§ **DESCRIPTION OF THE TASK**: Transcribe the entries exactly; images are not part of the copy.

Data tied to figure images

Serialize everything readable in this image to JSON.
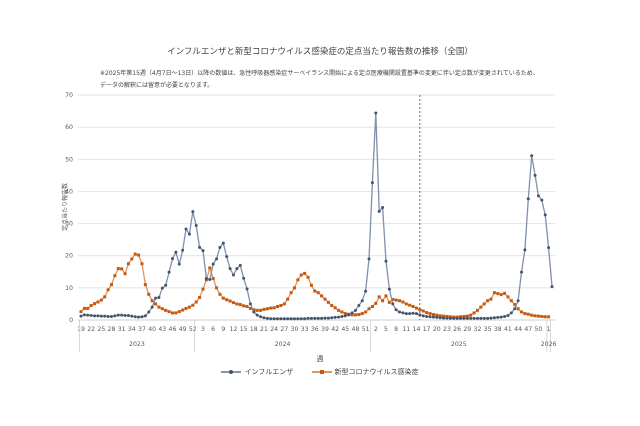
{
  "title": "インフルエンザと新型コロナウイルス感染症の定点当たり報告数の推移（全国）",
  "notes": [
    "※2025年第15週（4月7日～13日）以降の数値は、急性呼吸器感染症サーベイランス開始による定点医療機関設置基準の変更に伴い定点数が変更されているため、",
    "データの解釈には留意が必要となります。"
  ],
  "colors": {
    "influenza": "#44546A",
    "covid": "#C55A11",
    "grid": "#D9D9D9",
    "axis": "#BFBFBF",
    "divider": "#404040"
  },
  "chart_data": {
    "type": "line",
    "title": "インフルエンザと新型コロナウイルス感染症の定点当たり報告数の推移（全国）",
    "xlabel": "週",
    "ylabel": "定点当たり報告数",
    "ylim": [
      0,
      70
    ],
    "yticks": [
      0,
      10,
      20,
      30,
      40,
      50,
      60,
      70
    ],
    "grid": true,
    "legend_position": "bottom",
    "year_groups": [
      {
        "label": "2023",
        "start_index": 0,
        "count": 34
      },
      {
        "label": "2024",
        "start_index": 34,
        "count": 52
      },
      {
        "label": "2025",
        "start_index": 86,
        "count": 52
      },
      {
        "label": "2026",
        "start_index": 138,
        "count": 1
      }
    ],
    "x_tick_labels": [
      "19",
      "22",
      "25",
      "28",
      "31",
      "34",
      "37",
      "40",
      "43",
      "46",
      "49",
      "52",
      "3",
      "6",
      "9",
      "12",
      "15",
      "18",
      "21",
      "24",
      "27",
      "30",
      "33",
      "36",
      "39",
      "42",
      "45",
      "48",
      "51",
      "2",
      "5",
      "8",
      "11",
      "14",
      "17",
      "20",
      "23",
      "26",
      "29",
      "32",
      "35",
      "38",
      "41",
      "44",
      "47",
      "50",
      "1"
    ],
    "annotation": {
      "type": "vertical-dashed-line",
      "at": "2025 week 15"
    },
    "series": [
      {
        "name": "インフルエンザ",
        "values": [
          1.2,
          1.6,
          1.5,
          1.4,
          1.3,
          1.3,
          1.2,
          1.2,
          1.1,
          1.1,
          1.3,
          1.5,
          1.5,
          1.4,
          1.4,
          1.2,
          1.0,
          0.9,
          1.0,
          1.3,
          2.5,
          4.0,
          6.8,
          7.0,
          9.9,
          10.8,
          14.9,
          19.1,
          21.1,
          17.4,
          21.7,
          28.3,
          26.7,
          33.7,
          29.4,
          22.6,
          21.6,
          12.9,
          12.6,
          17.4,
          19.0,
          22.6,
          23.9,
          19.7,
          16.0,
          14.0,
          16.0,
          17.0,
          13.0,
          9.7,
          5.0,
          2.5,
          1.5,
          1.0,
          0.7,
          0.5,
          0.4,
          0.4,
          0.4,
          0.4,
          0.4,
          0.4,
          0.4,
          0.4,
          0.4,
          0.4,
          0.4,
          0.5,
          0.5,
          0.5,
          0.5,
          0.5,
          0.6,
          0.6,
          0.7,
          0.8,
          0.9,
          1.1,
          1.3,
          1.6,
          2.2,
          3.0,
          4.5,
          6.0,
          9.0,
          19.0,
          42.7,
          64.4,
          33.8,
          35.0,
          18.3,
          9.6,
          5.0,
          3.2,
          2.5,
          2.2,
          2.0,
          2.0,
          2.1,
          2.0,
          1.6,
          1.3,
          1.1,
          1.0,
          0.9,
          0.8,
          0.7,
          0.6,
          0.6,
          0.5,
          0.5,
          0.5,
          0.5,
          0.5,
          0.5,
          0.5,
          0.5,
          0.5,
          0.5,
          0.5,
          0.5,
          0.6,
          0.7,
          0.8,
          0.9,
          1.1,
          1.4,
          2.2,
          3.5,
          6.0,
          14.9,
          21.8,
          37.7,
          51.1,
          45.0,
          38.6,
          37.3,
          32.7,
          22.5,
          10.4
        ]
      },
      {
        "name": "新型コロナウイルス感染症",
        "values": [
          2.6,
          3.6,
          3.6,
          4.5,
          5.1,
          5.6,
          6.2,
          7.2,
          9.4,
          11.0,
          13.8,
          16.0,
          15.9,
          14.4,
          17.5,
          19.0,
          20.5,
          20.2,
          17.5,
          11.0,
          8.0,
          6.0,
          5.0,
          4.0,
          3.5,
          3.0,
          2.6,
          2.2,
          2.2,
          2.6,
          3.1,
          3.6,
          4.0,
          4.6,
          5.6,
          7.0,
          9.6,
          12.5,
          16.2,
          12.9,
          10.0,
          8.0,
          6.8,
          6.3,
          5.9,
          5.4,
          5.0,
          4.8,
          4.4,
          4.2,
          3.6,
          3.2,
          3.0,
          3.0,
          3.3,
          3.5,
          3.7,
          3.8,
          4.2,
          4.5,
          5.0,
          6.5,
          8.5,
          10.0,
          12.5,
          14.0,
          14.5,
          13.3,
          10.8,
          9.0,
          8.5,
          7.5,
          6.5,
          5.5,
          4.5,
          3.8,
          3.0,
          2.5,
          2.0,
          1.8,
          1.6,
          1.6,
          1.7,
          2.0,
          2.5,
          3.5,
          4.2,
          5.2,
          7.2,
          6.0,
          7.5,
          5.5,
          6.4,
          6.2,
          6.0,
          5.6,
          5.0,
          4.6,
          4.2,
          3.7,
          3.2,
          2.8,
          2.3,
          2.0,
          1.7,
          1.5,
          1.3,
          1.2,
          1.1,
          1.0,
          0.9,
          0.9,
          1.0,
          1.1,
          1.2,
          1.5,
          2.2,
          3.0,
          4.0,
          5.0,
          6.0,
          6.5,
          8.5,
          8.2,
          7.9,
          8.3,
          7.2,
          6.0,
          4.8,
          3.5,
          2.5,
          2.0,
          1.8,
          1.5,
          1.3,
          1.2,
          1.1,
          1.0,
          1.0
        ]
      }
    ]
  },
  "legend": [
    {
      "label": "インフルエンザ"
    },
    {
      "label": "新型コロナウイルス感染症"
    }
  ],
  "axis": {
    "xlabel": "週",
    "ylabel": "定点当たり報告数"
  }
}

§ **TASK SOLUTION**:
Serialize everything readable in this image to JSON.
{
  "title": "インフルエンザと新型コロナウイルス感染症の定点当たり報告数の推移（全国）",
  "notes": [
    "※2025年第15週（4月7日～13日）以降の数値は、急性呼吸器感染症サーベイランス開始による定点医療機関設置基準の変更に伴い定点数が変更されているため、",
    "データの解釈には留意が必要となります。"
  ],
  "colors": {
    "influenza": "#44546A",
    "covid": "#C55A11",
    "grid": "#D9D9D9",
    "axis": "#BFBFBF",
    "divider": "#404040"
  },
  "chart_data": {
    "type": "line",
    "title": "インフルエンザと新型コロナウイルス感染症の定点当たり報告数の推移（全国）",
    "xlabel": "週",
    "ylabel": "定点当たり報告数",
    "ylim": [
      0,
      70
    ],
    "yticks": [
      0,
      10,
      20,
      30,
      40,
      50,
      60,
      70
    ],
    "grid": true,
    "legend_position": "bottom",
    "year_groups": [
      {
        "label": "2023",
        "start_index": 0,
        "count": 34
      },
      {
        "label": "2024",
        "start_index": 34,
        "count": 52
      },
      {
        "label": "2025",
        "start_index": 86,
        "count": 52
      },
      {
        "label": "2026",
        "start_index": 138,
        "count": 1
      }
    ],
    "x_tick_labels": [
      "19",
      "22",
      "25",
      "28",
      "31",
      "34",
      "37",
      "40",
      "43",
      "46",
      "49",
      "52",
      "3",
      "6",
      "9",
      "12",
      "15",
      "18",
      "21",
      "24",
      "27",
      "30",
      "33",
      "36",
      "39",
      "42",
      "45",
      "48",
      "51",
      "2",
      "5",
      "8",
      "11",
      "14",
      "17",
      "20",
      "23",
      "26",
      "29",
      "32",
      "35",
      "38",
      "41",
      "44",
      "47",
      "50",
      "1"
    ],
    "annotation": {
      "type": "vertical-dashed-line",
      "at": "2025 week 15"
    },
    "series": [
      {
        "name": "インフルエンザ",
        "values": [
          1.2,
          1.6,
          1.5,
          1.4,
          1.3,
          1.3,
          1.2,
          1.2,
          1.1,
          1.1,
          1.3,
          1.5,
          1.5,
          1.4,
          1.4,
          1.2,
          1.0,
          0.9,
          1.0,
          1.3,
          2.5,
          4.0,
          6.8,
          7.0,
          9.9,
          10.8,
          14.9,
          19.1,
          21.1,
          17.4,
          21.7,
          28.3,
          26.7,
          33.7,
          29.4,
          22.6,
          21.6,
          12.9,
          12.6,
          17.4,
          19.0,
          22.6,
          23.9,
          19.7,
          16.0,
          14.0,
          16.0,
          17.0,
          13.0,
          9.7,
          5.0,
          2.5,
          1.5,
          1.0,
          0.7,
          0.5,
          0.4,
          0.4,
          0.4,
          0.4,
          0.4,
          0.4,
          0.4,
          0.4,
          0.4,
          0.4,
          0.4,
          0.5,
          0.5,
          0.5,
          0.5,
          0.5,
          0.6,
          0.6,
          0.7,
          0.8,
          0.9,
          1.1,
          1.3,
          1.6,
          2.2,
          3.0,
          4.5,
          6.0,
          9.0,
          19.0,
          42.7,
          64.4,
          33.8,
          35.0,
          18.3,
          9.6,
          5.0,
          3.2,
          2.5,
          2.2,
          2.0,
          2.0,
          2.1,
          2.0,
          1.6,
          1.3,
          1.1,
          1.0,
          0.9,
          0.8,
          0.7,
          0.6,
          0.6,
          0.5,
          0.5,
          0.5,
          0.5,
          0.5,
          0.5,
          0.5,
          0.5,
          0.5,
          0.5,
          0.5,
          0.5,
          0.6,
          0.7,
          0.8,
          0.9,
          1.1,
          1.4,
          2.2,
          3.5,
          6.0,
          14.9,
          21.8,
          37.7,
          51.1,
          45.0,
          38.6,
          37.3,
          32.7,
          22.5,
          10.4
        ]
      },
      {
        "name": "新型コロナウイルス感染症",
        "values": [
          2.6,
          3.6,
          3.6,
          4.5,
          5.1,
          5.6,
          6.2,
          7.2,
          9.4,
          11.0,
          13.8,
          16.0,
          15.9,
          14.4,
          17.5,
          19.0,
          20.5,
          20.2,
          17.5,
          11.0,
          8.0,
          6.0,
          5.0,
          4.0,
          3.5,
          3.0,
          2.6,
          2.2,
          2.2,
          2.6,
          3.1,
          3.6,
          4.0,
          4.6,
          5.6,
          7.0,
          9.6,
          12.5,
          16.2,
          12.9,
          10.0,
          8.0,
          6.8,
          6.3,
          5.9,
          5.4,
          5.0,
          4.8,
          4.4,
          4.2,
          3.6,
          3.2,
          3.0,
          3.0,
          3.3,
          3.5,
          3.7,
          3.8,
          4.2,
          4.5,
          5.0,
          6.5,
          8.5,
          10.0,
          12.5,
          14.0,
          14.5,
          13.3,
          10.8,
          9.0,
          8.5,
          7.5,
          6.5,
          5.5,
          4.5,
          3.8,
          3.0,
          2.5,
          2.0,
          1.8,
          1.6,
          1.6,
          1.7,
          2.0,
          2.5,
          3.5,
          4.2,
          5.2,
          7.2,
          6.0,
          7.5,
          5.5,
          6.4,
          6.2,
          6.0,
          5.6,
          5.0,
          4.6,
          4.2,
          3.7,
          3.2,
          2.8,
          2.3,
          2.0,
          1.7,
          1.5,
          1.3,
          1.2,
          1.1,
          1.0,
          0.9,
          0.9,
          1.0,
          1.1,
          1.2,
          1.5,
          2.2,
          3.0,
          4.0,
          5.0,
          6.0,
          6.5,
          8.5,
          8.2,
          7.9,
          8.3,
          7.2,
          6.0,
          4.8,
          3.5,
          2.5,
          2.0,
          1.8,
          1.5,
          1.3,
          1.2,
          1.1,
          1.0,
          1.0
        ]
      }
    ]
  },
  "legend": [
    {
      "label": "インフルエンザ"
    },
    {
      "label": "新型コロナウイルス感染症"
    }
  ],
  "axis": {
    "xlabel": "週",
    "ylabel": "定点当たり報告数"
  }
}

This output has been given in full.